■ **TASK TO COMPLETE**
Keep only the lines that hold the string "this", filtering out the rest of the entries below.

* * *

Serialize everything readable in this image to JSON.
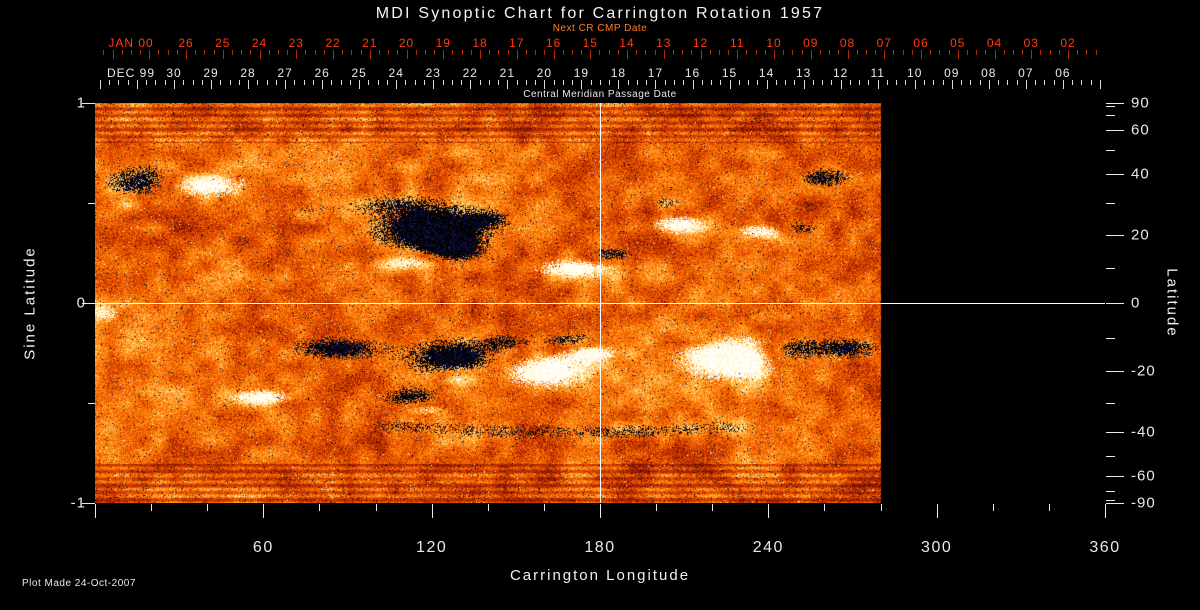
{
  "title": "MDI Synoptic Chart for Carrington Rotation 1957",
  "header": {
    "next_cr_cmp_label": "Next CR CMP Date",
    "cmp_label": "Central Meridian Passage Date",
    "jan_month": "JAN 00",
    "jan_days": [
      "26",
      "25",
      "24",
      "23",
      "22",
      "21",
      "20",
      "19",
      "18",
      "17",
      "16",
      "15",
      "14",
      "13",
      "12",
      "11",
      "10",
      "09",
      "08",
      "07",
      "06",
      "05",
      "04",
      "03",
      "02"
    ],
    "dec_month": "DEC 99",
    "dec_days": [
      "30",
      "29",
      "28",
      "27",
      "26",
      "25",
      "24",
      "23",
      "22",
      "21",
      "20",
      "19",
      "18",
      "17",
      "16",
      "15",
      "14",
      "13",
      "12",
      "11",
      "10",
      "09",
      "08",
      "07",
      "06"
    ]
  },
  "axes": {
    "x_label": "Carrington Longitude",
    "x_ticks": [
      "60",
      "120",
      "180",
      "240",
      "300",
      "360"
    ],
    "y_left_label": "Sine Latitude",
    "y_left_ticks": [
      "1",
      "0",
      "-1"
    ],
    "y_right_label": "Latitude",
    "y_right_ticks": [
      "90",
      "60",
      "40",
      "20",
      "0",
      "-20",
      "-40",
      "-60",
      "-90"
    ]
  },
  "footer": {
    "plot_made": "Plot Made 24-Oct-2007"
  },
  "colors": {
    "background": "#000000",
    "text": "#f2f2f2",
    "next_cr_text": "#ff7d1f",
    "jan_text": "#ff3d14",
    "jan_tick": "#b72800",
    "dec_tick": "#dcdcdc",
    "reference_line": "#ffffff"
  },
  "chart_data": {
    "type": "heatmap",
    "title": "MDI Synoptic Chart for Carrington Rotation 1957",
    "description": "Solar photospheric magnetic field synoptic map: mottled orange/red/yellow field with black (negative polarity) and white (positive polarity) active regions; longitudes beyond ~280 deg not yet observed (black).",
    "xlabel": "Carrington Longitude",
    "ylabel_left": "Sine Latitude",
    "ylabel_right": "Latitude",
    "xlim": [
      0,
      360
    ],
    "ylim_sine_latitude": [
      -1,
      1
    ],
    "x_ticks": [
      60,
      120,
      180,
      240,
      300,
      360
    ],
    "y_left_ticks": [
      1,
      0,
      -1
    ],
    "y_right_ticks_deg": [
      90,
      60,
      40,
      20,
      0,
      -20,
      -40,
      -60,
      -90
    ],
    "observed_longitude_extent": [
      0,
      280
    ],
    "reference_lines": {
      "carrington_longitude": 180,
      "sine_latitude": 0
    },
    "cmp_date_axis_dec_1999": [
      30,
      29,
      28,
      27,
      26,
      25,
      24,
      23,
      22,
      21,
      20,
      19,
      18,
      17,
      16,
      15,
      14,
      13,
      12,
      11,
      10,
      9,
      8,
      7,
      6
    ],
    "next_cr_cmp_date_axis_jan_2000": [
      26,
      25,
      24,
      23,
      22,
      21,
      20,
      19,
      18,
      17,
      16,
      15,
      14,
      13,
      12,
      11,
      10,
      9,
      8,
      7,
      6,
      5,
      4,
      3,
      2
    ],
    "field_palette": [
      "#3c0600",
      "#6e0e00",
      "#9b1e00",
      "#c23400",
      "#e04c00",
      "#f26400",
      "#ff7e06",
      "#ff9c24",
      "#ffbe52",
      "#ffe392",
      "#fff8d0"
    ],
    "negative_polarity_colors": [
      "#000000",
      "#141450"
    ],
    "positive_polarity_colors": [
      "#ffffff",
      "#fff5c8"
    ],
    "active_regions": [
      {
        "lon": 3,
        "lat": -3,
        "pol": 1,
        "w": 6,
        "h": 0.05,
        "s": 0.7
      },
      {
        "lon": 18,
        "lat": 37,
        "pol": -1,
        "w": 14,
        "h": 0.085,
        "s": 1.1
      },
      {
        "lon": 36,
        "lat": 36,
        "pol": 1,
        "w": 18,
        "h": 0.065,
        "s": 1.0
      },
      {
        "lon": 12,
        "lat": 30,
        "pol": 1,
        "w": 6,
        "h": 0.04,
        "s": 0.6
      },
      {
        "lon": 119,
        "lat": 22,
        "pol": -1,
        "w": 20,
        "h": 0.13,
        "s": 1.15
      },
      {
        "lon": 113,
        "lat": 12,
        "pol": 1,
        "w": 11,
        "h": 0.045,
        "s": 0.85
      },
      {
        "lon": 128,
        "lat": 16,
        "pol": -1,
        "w": 10,
        "h": 0.07,
        "s": 0.9
      },
      {
        "lon": 140,
        "lat": 25,
        "pol": -1,
        "w": 8,
        "h": 0.05,
        "s": 0.6
      },
      {
        "lon": 171,
        "lat": 10,
        "pol": 1,
        "w": 14,
        "h": 0.05,
        "s": 0.95
      },
      {
        "lon": 184,
        "lat": 14,
        "pol": -1,
        "w": 8,
        "h": 0.04,
        "s": 0.8
      },
      {
        "lon": 209,
        "lat": 23,
        "pol": 1,
        "w": 11,
        "h": 0.05,
        "s": 0.9
      },
      {
        "lon": 203,
        "lat": 30,
        "pol": -1,
        "w": 7,
        "h": 0.04,
        "s": 0.55
      },
      {
        "lon": 239,
        "lat": 21,
        "pol": 1,
        "w": 10,
        "h": 0.04,
        "s": 0.9
      },
      {
        "lon": 250,
        "lat": 22,
        "pol": -1,
        "w": 8,
        "h": 0.04,
        "s": 0.8
      },
      {
        "lon": 260,
        "lat": 39,
        "pol": -1,
        "w": 10,
        "h": 0.05,
        "s": 0.8
      },
      {
        "lon": 86,
        "lat": -13,
        "pol": -1,
        "w": 17,
        "h": 0.06,
        "s": 0.9
      },
      {
        "lon": 128,
        "lat": -16,
        "pol": -1,
        "w": 18,
        "h": 0.1,
        "s": 1.0
      },
      {
        "lon": 129,
        "lat": -22,
        "pol": 1,
        "w": 8,
        "h": 0.04,
        "s": 0.8
      },
      {
        "lon": 160,
        "lat": -20,
        "pol": 1,
        "w": 16,
        "h": 0.08,
        "s": 1.1
      },
      {
        "lon": 176,
        "lat": -14,
        "pol": 1,
        "w": 10,
        "h": 0.05,
        "s": 0.9
      },
      {
        "lon": 170,
        "lat": -11,
        "pol": -1,
        "w": 12,
        "h": 0.045,
        "s": 0.8
      },
      {
        "lon": 146,
        "lat": -11,
        "pol": -1,
        "w": 8,
        "h": 0.04,
        "s": 0.6
      },
      {
        "lon": 228,
        "lat": -16,
        "pol": 1,
        "w": 20,
        "h": 0.11,
        "s": 1.2
      },
      {
        "lon": 247,
        "lat": -14,
        "pol": -1,
        "w": 10,
        "h": 0.08,
        "s": 0.9
      },
      {
        "lon": 214,
        "lat": -10,
        "pol": -1,
        "w": 8,
        "h": 0.04,
        "s": 0.6
      },
      {
        "lon": 59,
        "lat": -28,
        "pol": 1,
        "w": 11,
        "h": 0.04,
        "s": 0.9
      },
      {
        "lon": 112,
        "lat": -28,
        "pol": -1,
        "w": 11,
        "h": 0.055,
        "s": 0.8
      },
      {
        "lon": 118,
        "lat": -32,
        "pol": 1,
        "w": 7,
        "h": 0.03,
        "s": 0.7
      },
      {
        "lon": 267,
        "lat": -13,
        "pol": -1,
        "w": 14,
        "h": 0.055,
        "s": 0.85
      },
      {
        "lon": 110,
        "lat": -38,
        "pol": -1,
        "w": 25,
        "h": 0.05,
        "s": 0.45
      },
      {
        "lon": 150,
        "lat": -40,
        "pol": -1,
        "w": 25,
        "h": 0.05,
        "s": 0.45
      },
      {
        "lon": 190,
        "lat": -40,
        "pol": -1,
        "w": 25,
        "h": 0.05,
        "s": 0.45
      },
      {
        "lon": 225,
        "lat": -38,
        "pol": -1,
        "w": 22,
        "h": 0.05,
        "s": 0.4
      },
      {
        "lon": 75,
        "lat": 28,
        "pol": -1,
        "w": 18,
        "h": 0.05,
        "s": 0.35
      },
      {
        "lon": 105,
        "lat": 30,
        "pol": -1,
        "w": 15,
        "h": 0.05,
        "s": 0.35
      }
    ],
    "plot_made": "24-Oct-2007"
  }
}
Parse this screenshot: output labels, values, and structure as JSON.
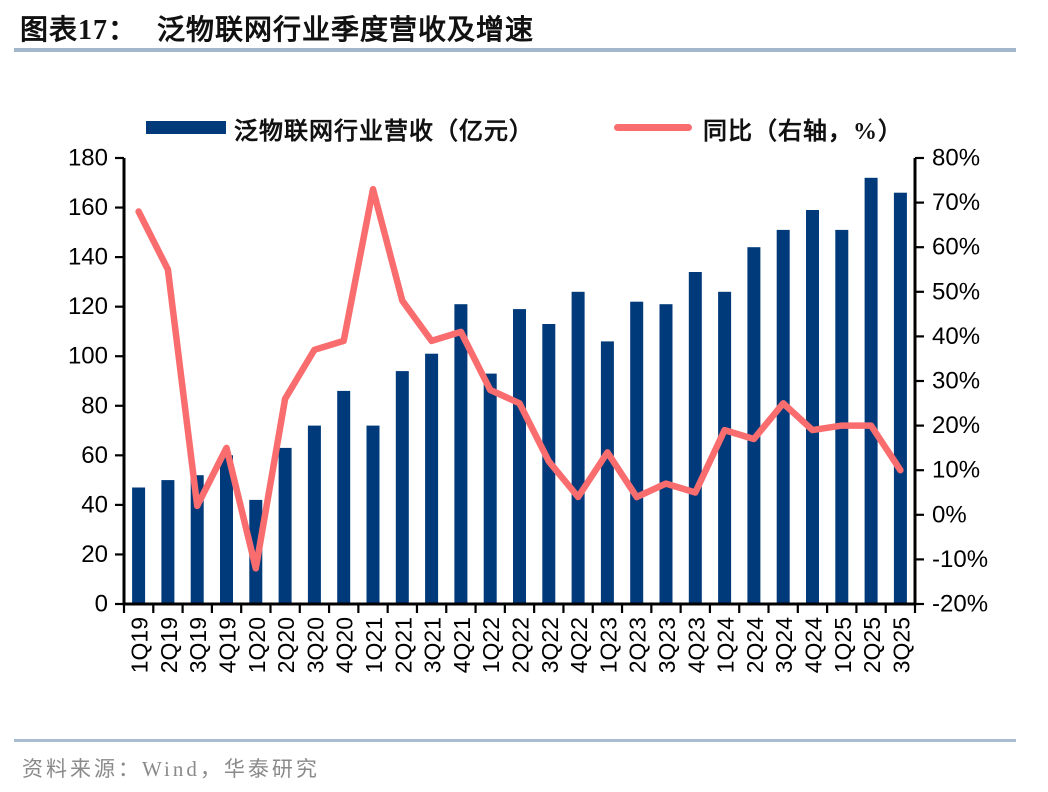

* * *

■ **FINAL RESULT**
Serialize everything readable in this image to JSON.
Parse this screenshot: output labels, values, and structure as JSON.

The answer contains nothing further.